Part of a data file:
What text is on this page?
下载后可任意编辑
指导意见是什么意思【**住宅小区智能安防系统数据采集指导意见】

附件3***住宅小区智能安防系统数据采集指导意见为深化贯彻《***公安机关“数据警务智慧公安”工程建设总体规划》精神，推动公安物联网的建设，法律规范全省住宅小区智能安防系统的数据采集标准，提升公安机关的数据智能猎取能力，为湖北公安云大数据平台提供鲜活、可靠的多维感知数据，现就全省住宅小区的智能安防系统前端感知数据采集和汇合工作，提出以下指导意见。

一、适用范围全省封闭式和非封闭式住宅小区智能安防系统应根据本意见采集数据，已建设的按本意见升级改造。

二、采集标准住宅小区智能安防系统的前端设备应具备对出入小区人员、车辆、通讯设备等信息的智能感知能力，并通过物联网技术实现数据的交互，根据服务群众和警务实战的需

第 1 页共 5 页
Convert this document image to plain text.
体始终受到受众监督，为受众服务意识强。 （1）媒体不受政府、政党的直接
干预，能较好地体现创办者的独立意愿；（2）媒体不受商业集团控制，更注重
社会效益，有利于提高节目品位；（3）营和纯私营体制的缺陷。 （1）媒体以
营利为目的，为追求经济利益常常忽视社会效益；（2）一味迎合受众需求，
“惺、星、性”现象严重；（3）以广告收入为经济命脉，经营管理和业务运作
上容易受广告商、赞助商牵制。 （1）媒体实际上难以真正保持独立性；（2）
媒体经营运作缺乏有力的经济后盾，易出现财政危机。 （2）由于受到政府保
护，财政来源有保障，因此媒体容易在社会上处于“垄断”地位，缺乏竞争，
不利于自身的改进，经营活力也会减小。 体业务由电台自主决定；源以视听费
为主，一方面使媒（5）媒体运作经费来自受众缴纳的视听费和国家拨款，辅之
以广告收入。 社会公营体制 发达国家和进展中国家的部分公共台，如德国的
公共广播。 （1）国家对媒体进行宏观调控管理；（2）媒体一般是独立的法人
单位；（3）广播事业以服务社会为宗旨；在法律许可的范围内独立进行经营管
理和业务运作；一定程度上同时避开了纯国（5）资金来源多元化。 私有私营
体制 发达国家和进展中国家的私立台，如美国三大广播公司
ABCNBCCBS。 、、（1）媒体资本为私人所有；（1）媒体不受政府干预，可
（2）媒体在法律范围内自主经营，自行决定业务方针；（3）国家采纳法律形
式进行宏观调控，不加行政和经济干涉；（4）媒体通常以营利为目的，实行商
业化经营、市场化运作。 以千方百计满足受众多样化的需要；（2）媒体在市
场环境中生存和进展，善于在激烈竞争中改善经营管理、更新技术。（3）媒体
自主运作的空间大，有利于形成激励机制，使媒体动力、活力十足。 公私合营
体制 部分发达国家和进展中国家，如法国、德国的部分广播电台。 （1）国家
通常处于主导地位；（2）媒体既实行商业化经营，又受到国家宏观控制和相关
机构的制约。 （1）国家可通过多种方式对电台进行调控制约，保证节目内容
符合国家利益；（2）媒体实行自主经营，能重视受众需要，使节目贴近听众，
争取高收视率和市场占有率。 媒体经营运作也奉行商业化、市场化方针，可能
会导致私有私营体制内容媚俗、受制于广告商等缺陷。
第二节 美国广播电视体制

## [TASK INSTRUCTIONS]
Quote all of the entries verbatim.

## [TASK RESULT]
What text is on this page?
下载后可任意编辑
指导意见是什么意思【**住宅小区智能安防系统数据采集指导意见】

附件3***住宅小区智能安防系统数据采集指导意见为深化贯彻《***公安机关“数据警务智慧公安”工程建设总体规划》精神，推动公安物联网的建设，法律规范全省住宅小区智能安防系统的数据采集标准，提升公安机关的数据智能猎取能力，为湖北公安云大数据平台提供鲜活、可靠的多维感知数据，现就全省住宅小区的智能安防系统前端感知数据采集和汇合工作，提出以下指导意见。

一、适用范围全省封闭式和非封闭式住宅小区智能安防系统应根据本意见采集数据，已建设的按本意见升级改造。

二、采集标准住宅小区智能安防系统的前端设备应具备对出入小区人员、车辆、通讯设备等信息的智能感知能力，并通过物联网技术实现数据的交互，根据服务群众和警务实战的需

第 1 页共 5 页
Convert this document image to plain text.
体始终受到受众监督，为受众服务意识强。 （1）媒体不受政府、政党的直接
干预，能较好地体现创办者的独立意愿；（2）媒体不受商业集团控制，更注重
社会效益，有利于提高节目品位；（3）营和纯私营体制的缺陷。 （1）媒体以
营利为目的，为追求经济利益常常忽视社会效益；（2）一味迎合受众需求，
“惺、星、性”现象严重；（3）以广告收入为经济命脉，经营管理和业务运作
上容易受广告商、赞助商牵制。 （1）媒体实际上难以真正保持独立性；（2）
媒体经营运作缺乏有力的经济后盾，易出现财政危机。 （2）由于受到政府保
护，财政来源有保障，因此媒体容易在社会上处于“垄断”地位，缺乏竞争，
不利于自身的改进，经营活力也会减小。 体业务由电台自主决定；源以视听费
为主，一方面使媒（5）媒体运作经费来自受众缴纳的视听费和国家拨款，辅之
以广告收入。 社会公营体制 发达国家和进展中国家的部分公共台，如德国的
公共广播。 （1）国家对媒体进行宏观调控管理；（2）媒体一般是独立的法人
单位；（3）广播事业以服务社会为宗旨；在法律许可的范围内独立进行经营管
理和业务运作；一定程度上同时避开了纯国（5）资金来源多元化。 私有私营
体制 发达国家和进展中国家的私立台，如美国三大广播公司
ABCNBCCBS。 、、（1）媒体资本为私人所有；（1）媒体不受政府干预，可
（2）媒体在法律范围内自主经营，自行决定业务方针；（3）国家采纳法律形
式进行宏观调控，不加行政和经济干涉；（4）媒体通常以营利为目的，实行商
业化经营、市场化运作。 以千方百计满足受众多样化的需要；（2）媒体在市
场环境中生存和进展，善于在激烈竞争中改善经营管理、更新技术。（3）媒体
自主运作的空间大，有利于形成激励机制，使媒体动力、活力十足。 公私合营
体制 部分发达国家和进展中国家，如法国、德国的部分广播电台。 （1）国家
通常处于主导地位；（2）媒体既实行商业化经营，又受到国家宏观控制和相关
机构的制约。 （1）国家可通过多种方式对电台进行调控制约，保证节目内容
符合国家利益；（2）媒体实行自主经营，能重视受众需要，使节目贴近听众，
争取高收视率和市场占有率。 媒体经营运作也奉行商业化、市场化方针，可能
会导致私有私营体制内容媚俗、受制于广告商等缺陷。
第二节 美国广播电视体制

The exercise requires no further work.